> [Stated task]: Find the lines holding "아이들이" and copy them.

> [Data listing]:
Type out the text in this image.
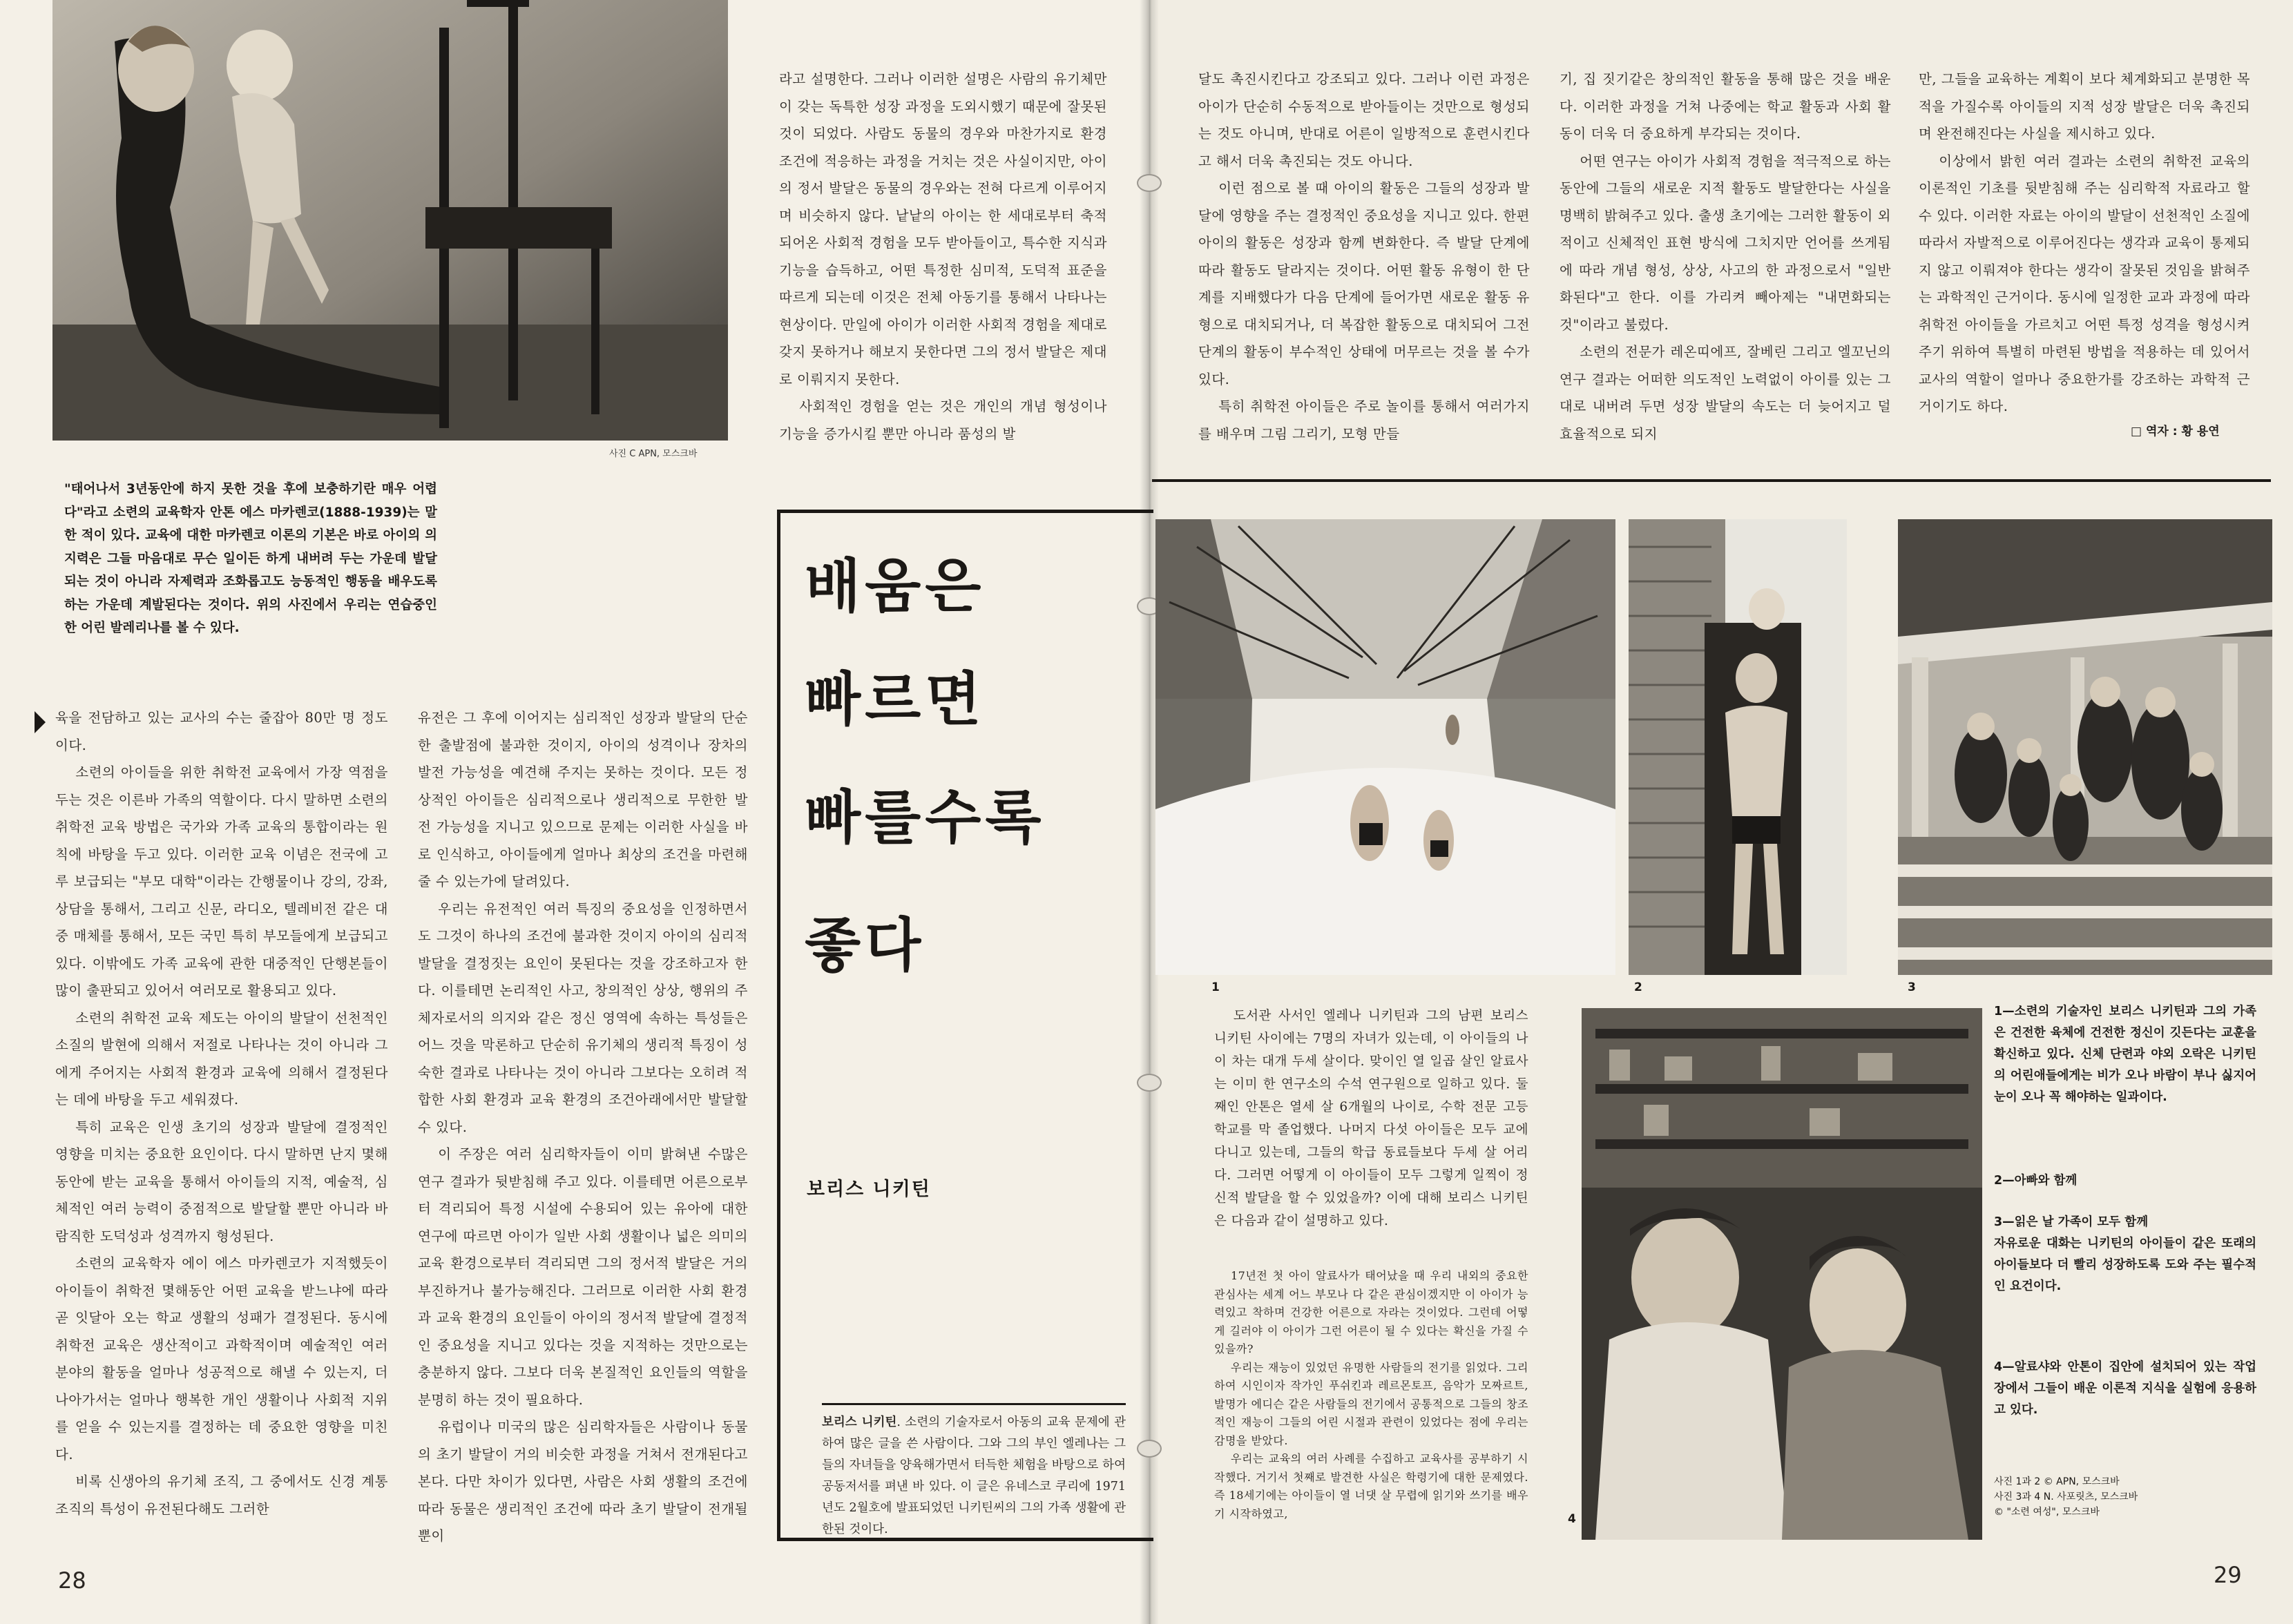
사진 C APN, 모스크바
"태어나서 3년동안에 하지 못한 것을 후에 보충하기란 매우 어렵다"라고 소련의 교육학자 안톤 에스 마카렌코(1888-1939)는 말한 적이 있다. 교육에 대한 마카렌코 이론의 기본은 바로 아이의 의지력은 그들 마음대로 무슨 일이든 하게 내버려 두는 가운데 발달되는 것이 아니라 자제력과 조화롭고도 능동적인 행동을 배우도록 하는 가운데 계발된다는 것이다. 위의 사진에서 우리는 연습중인 한 어린 발레리나를 볼 수 있다.

육을 전담하고 있는 교사의 수는 줄잡아 80만 명 정도이다.

소련의 아이들을 위한 취학전 교육에서 가장 역점을 두는 것은 이른바 가족의 역할이다. 다시 말하면 소련의 취학전 교육 방법은 국가와 가족 교육의 통합이라는 원칙에 바탕을 두고 있다. 이러한 교육 이념은 전국에 고루 보급되는 "부모 대학"이라는 간행물이나 강의, 강좌, 상담을 통해서, 그리고 신문, 라디오, 텔레비전 같은 대중 매체를 통해서, 모든 국민 특히 부모들에게 보급되고 있다. 이밖에도 가족 교육에 관한 대중적인 단행본들이 많이 출판되고 있어서 여러모로 활용되고 있다.

소련의 취학전 교육 제도는 아이의 발달이 선천적인 소질의 발현에 의해서 저절로 나타나는 것이 아니라 그에게 주어지는 사회적 환경과 교육에 의해서 결정된다는 데에 바탕을 두고 세워졌다.

특히 교육은 인생 초기의 성장과 발달에 결정적인 영향을 미치는 중요한 요인이다. 다시 말하면 난지 몇해동안에 받는 교육을 통해서 아이들의 지적, 예술적, 심체적인 여러 능력이 중점적으로 발달할 뿐만 아니라 바람직한 도덕성과 성격까지 형성된다.

소련의 교육학자 에이 에스 마카렌코가 지적했듯이 아이들이 취학전 몇해동안 어떤 교육을 받느냐에 따라 곧 잇달아 오는 학교 생활의 성패가 결정된다. 동시에 취학전 교육은 생산적이고 과학적이며 예술적인 여러 분야의 활동을 얼마나 성공적으로 해낼 수 있는지, 더 나아가서는 얼마나 행복한 개인 생활이나 사회적 지위를 얻을 수 있는지를 결정하는 데 중요한 영향을 미친다.

비록 신생아의 유기체 조직, 그 중에서도 신경 계통 조직의 특성이 유전된다해도 그러한

유전은 그 후에 이어지는 심리적인 성장과 발달의 단순한 출발점에 불과한 것이지, 아이의 성격이나 장차의 발전 가능성을 예견해 주지는 못하는 것이다. 모든 정상적인 아이들은 심리적으로나 생리적으로 무한한 발전 가능성을 지니고 있으므로 문제는 이러한 사실을 바로 인식하고, 아이들에게 얼마나 최상의 조건을 마련해 줄 수 있는가에 달려있다.

우리는 유전적인 여러 특징의 중요성을 인정하면서도 그것이 하나의 조건에 불과한 것이지 아이의 심리적 발달을 결정짓는 요인이 못된다는 것을 강조하고자 한다. 이를테면 논리적인 사고, 창의적인 상상, 행위의 주체자로서의 의지와 같은 정신 영역에 속하는 특성들은 어느 것을 막론하고 단순히 유기체의 생리적 특징이 성숙한 결과로 나타나는 것이 아니라 그보다는 오히려 적합한 사회 환경과 교육 환경의 조건아래에서만 발달할 수 있다.

이 주장은 여러 심리학자들이 이미 밝혀낸 수많은 연구 결과가 뒷받침해 주고 있다. 이를테면 어른으로부터 격리되어 특정 시설에 수용되어 있는 유아에 대한 연구에 따르면 아이가 일반 사회 생활이나 넓은 의미의 교육 환경으로부터 격리되면 그의 정서적 발달은 거의 부진하거나 불가능해진다. 그러므로 이러한 사회 환경과 교육 환경의 요인들이 아이의 정서적 발달에 결정적인 중요성을 지니고 있다는 것을 지적하는 것만으로는 충분하지 않다. 그보다 더욱 본질적인 요인들의 역할을 분명히 하는 것이 필요하다.

유럽이나 미국의 많은 심리학자들은 사람이나 동물의 초기 발달이 거의 비슷한 과정을 거쳐서 전개된다고 본다. 다만 차이가 있다면, 사람은 사회 생활의 조건에 따라 동물은 생리적인 조건에 따라 초기 발달이 전개될 뿐이

라고 설명한다. 그러나 이러한 설명은 사람의 유기체만이 갖는 독특한 성장 과정을 도외시했기 때문에 잘못된 것이 되었다. 사람도 동물의 경우와 마찬가지로 환경 조건에 적응하는 과정을 거치는 것은 사실이지만, 아이의 정서 발달은 동물의 경우와는 전혀 다르게 이루어지며 비슷하지 않다. 낱낱의 아이는 한 세대로부터 축적되어온 사회적 경험을 모두 받아들이고, 특수한 지식과 기능을 습득하고, 어떤 특정한 심미적, 도덕적 표준을 따르게 되는데 이것은 전체 아동기를 통해서 나타나는 현상이다. 만일에 아이가 이러한 사회적 경험을 제대로 갖지 못하거나 해보지 못한다면 그의 정서 발달은 제대로 이뤄지지 못한다.

사회적인 경험을 얻는 것은 개인의 개념 형성이나 기능을 증가시킬 뿐만 아니라 품성의 발

배움은
빠르면
빠를수록
좋다
보리스 니키틴
보리스 니키틴. 소련의 기술자로서 아동의 교육 문제에 관하여 많은 글을 쓴 사람이다. 그와 그의 부인 엘레나는 그들의 자녀들을 양육해가면서 터득한 체험을 바탕으로 하여 공동저서를 펴낸 바 있다. 이 글은 유네스코 쿠리에 1971년도 2월호에 발표되었던 니키틴씨의 그의 가족 생활에 관한된 것이다.
28

달도 촉진시킨다고 강조되고 있다. 그러나 이런 과정은 아이가 단순히 수동적으로 받아들이는 것만으로 형성되는 것도 아니며, 반대로 어른이 일방적으로 훈련시킨다고 해서 더욱 촉진되는 것도 아니다.

이런 점으로 볼 때 아이의 활동은 그들의 성장과 발달에 영향을 주는 결정적인 중요성을 지니고 있다. 한편 아이의 활동은 성장과 함께 변화한다. 즉 발달 단계에 따라 활동도 달라지는 것이다. 어떤 활동 유형이 한 단계를 지배했다가 다음 단계에 들어가면 새로운 활동 유형으로 대치되거나, 더 복잡한 활동으로 대치되어 그전 단계의 활동이 부수적인 상태에 머무르는 것을 볼 수가 있다.

특히 취학전 아이들은 주로 놀이를 통해서 여러가지를 배우며 그림 그리기, 모형 만들

기, 집 짓기같은 창의적인 활동을 통해 많은 것을 배운다. 이러한 과정을 거쳐 나중에는 학교 활동과 사회 활동이 더욱 더 중요하게 부각되는 것이다.

어떤 연구는 아이가 사회적 경험을 적극적으로 하는 동안에 그들의 새로운 지적 활동도 발달한다는 사실을 명백히 밝혀주고 있다. 출생 초기에는 그러한 활동이 외적이고 신체적인 표현 방식에 그치지만 언어를 쓰게됨에 따라 개념 형성, 상상, 사고의 한 과정으로서 "일반화된다"고 한다. 이를 가리켜 빼아제는 "내면화되는 것"이라고 불렀다.

소련의 전문가 레온띠에프, 잘베린 그리고 엘꼬닌의 연구 결과는 어떠한 의도적인 노력없이 아이를 있는 그대로 내버려 두면 성장 발달의 속도는 더 늦어지고 덜 효율적으로 되지

만, 그들을 교육하는 계획이 보다 체계화되고 분명한 목적을 가질수록 아이들의 지적 성장 발달은 더욱 촉진되며 완전해진다는 사실을 제시하고 있다.

이상에서 밝힌 여러 결과는 소련의 취학전 교육의 이론적인 기초를 뒷받침해 주는 심리학적 자료라고 할 수 있다. 이러한 자료는 아이의 발달이 선천적인 소질에 따라서 자발적으로 이루어진다는 생각과 교육이 통제되지 않고 이뤄져야 한다는 생각이 잘못된 것임을 밝혀주는 과학적인 근거이다. 동시에 일정한 교과 과정에 따라 취학전 아이들을 가르치고 어떤 특정 성격을 형성시켜주기 위하여 특별히 마련된 방법을 적용하는 데 있어서 교사의 역할이 얼마나 중요한가를 강조하는 과학적 근거이기도 하다.

□ 역자 : 황 용연
1	2	3

도서관 사서인 엘레나 니키틴과 그의 남편 보리스 니키틴 사이에는 7명의 자녀가 있는데, 이 아이들의 나이 차는 대개 두세 살이다. 맞이인 열 일곱 살인 알료사는 이미 한 연구소의 수석 연구원으로 일하고 있다. 둘째인 안톤은 열세 살 6개월의 나이로, 수학 전문 고등학교를 막 졸업했다. 나머지 다섯 아이들은 모두 교에 다니고 있는데, 그들의 학급 동료들보다 두세 살 어리다. 그러면 어떻게 이 아이들이 모두 그렇게 일찍이 정신적 발달을 할 수 있었을까? 이에 대해 보리스 니키틴은 다음과 같이 설명하고 있다.

17년전 첫 아이 알료사가 태어났을 때 우리 내외의 중요한 관심사는 세계 어느 부모나 다 같은 관심이겠지만 이 아이가 능력있고 착하며 건강한 어른으로 자라는 것이었다. 그런데 어떻게 길러야 이 아이가 그런 어른이 될 수 있다는 확신을 가질 수 있을까?

우리는 재능이 있었던 유명한 사람들의 전기를 읽었다. 그리하여 시인이자 작가인 푸쉬킨과 레르몬토프, 음악가 모짜르트, 발명가 에디슨 같은 사람들의 전기에서 공통적으로 그들의 창조적인 재능이 그들의 어린 시절과 관련이 있었다는 점에 우리는 감명을 받았다.

우리는 교육의 여러 사례를 수집하고 교육사를 공부하기 시작했다. 거기서 첫째로 발견한 사실은 학령기에 대한 문제였다. 즉 18세기에는 아이들이 열 너댓 살 무렵에 읽기와 쓰기를 배우기 시작하였고,	4
1—소련의 기술자인 보리스 니키틴과 그의 가족은 건전한 육체에 건전한 정신이 깃든다는 교훈을 확신하고 있다. 신체 단련과 야외 오락은 니키틴의 어린애들에게는 비가 오나 바람이 부나 싫지어 눈이 오나 꼭 해야하는 일과이다.
2—아빠와 함께
3—읽은 날 가족이 모두 함께
자유로운 대화는 니키틴의 아이들이 같은 또래의 아이들보다 더 빨리 성장하도록 도와 주는 필수적인 요건이다.
4—알료샤와 안톤이 집안에 설치되어 있는 작업장에서 그들이 배운 이론적 지식을 실험에 응용하고 있다.
사진 1과 2 © APN, 모스크바
사진 3과 4 N. 사포릿츠, 모스크바
© "소련 여성", 모스크바
29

> [Problem solution]:
소련의 교육학자 에이 에스 마카렌코가 지적했듯이 아이들이 취학전 몇해동안 어떤 교육을 받느냐에 따라 곧 잇달아 오는 학교 생활의 성패가 결정된다. 동시에 취학전 교육은 생산적이고 과학적이며 예술적인 여러 분야의 활동을 얼마나 성공적으로 해낼 수 있는지, 더 나아가서는 얼마나 행복한 개인 생활이나 사회적 지위를 얻을 수 있는지를 결정하는 데 중요한 영향을 미친다.
도서관 사서인 엘레나 니키틴과 그의 남편 보리스 니키틴 사이에는 7명의 자녀가 있는데, 이 아이들의 나이 차는 대개 두세 살이다. 맞이인 열 일곱 살인 알료사는 이미 한 연구소의 수석 연구원으로 일하고 있다. 둘째인 안톤은 열세 살 6개월의 나이로, 수학 전문 고등학교를 막 졸업했다. 나머지 다섯 아이들은 모두 교에 다니고 있는데, 그들의 학급 동료들보다 두세 살 어리다. 그러면 어떻게 이 아이들이 모두 그렇게 일찍이 정신적 발달을 할 수 있었을까? 이에 대해 보리스 니키틴은 다음과 같이 설명하고 있다.
우리는 교육의 여러 사례를 수집하고 교육사를 공부하기 시작했다. 거기서 첫째로 발견한 사실은 학령기에 대한 문제였다. 즉 18세기에는 아이들이 열 너댓 살 무렵에 읽기와 쓰기를 배우기 시작하였고,	4
자유로운 대화는 니키틴의 아이들이 같은 또래의 아이들보다 더 빨리 성장하도록 도와 주는 필수적인 요건이다.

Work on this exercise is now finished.